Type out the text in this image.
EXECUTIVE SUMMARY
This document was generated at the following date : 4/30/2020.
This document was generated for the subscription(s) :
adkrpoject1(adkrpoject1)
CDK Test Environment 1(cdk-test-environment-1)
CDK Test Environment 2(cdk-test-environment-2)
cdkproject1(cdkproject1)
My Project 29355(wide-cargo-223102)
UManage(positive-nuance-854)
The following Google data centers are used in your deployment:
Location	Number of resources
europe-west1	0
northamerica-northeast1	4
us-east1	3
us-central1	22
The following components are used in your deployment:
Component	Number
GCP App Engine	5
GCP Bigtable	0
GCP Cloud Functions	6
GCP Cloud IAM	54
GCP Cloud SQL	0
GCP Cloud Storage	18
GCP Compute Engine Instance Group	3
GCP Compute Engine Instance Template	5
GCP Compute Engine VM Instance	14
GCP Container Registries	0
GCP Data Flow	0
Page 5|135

* **Task instructions**
Take the entries above and copy them out exactly.

* **Output of the exercise**
Type out the text in this image.
EXECUTIVE SUMMARY
This document was generated at the following date : 4/30/2020.
This document was generated for the subscription(s) :
adkrpoject1(adkrpoject1)
CDK Test Environment 1(cdk-test-environment-1)
CDK Test Environment 2(cdk-test-environment-2)
cdkproject1(cdkproject1)
My Project 29355(wide-cargo-223102)
UManage(positive-nuance-854)
The following Google data centers are used in your deployment:
Location	Number of resources
europe-west1	0
northamerica-northeast1	4
us-east1	3
us-central1	22
The following components are used in your deployment:
Component	Number
GCP App Engine	5
GCP Bigtable	0
GCP Cloud Functions	6
GCP Cloud IAM	54
GCP Cloud SQL	0
GCP Cloud Storage	18
GCP Compute Engine Instance Group	3
GCP Compute Engine Instance Template	5
GCP Compute Engine VM Instance	14
GCP Container Registries	0
GCP Data Flow	0
Page 5|135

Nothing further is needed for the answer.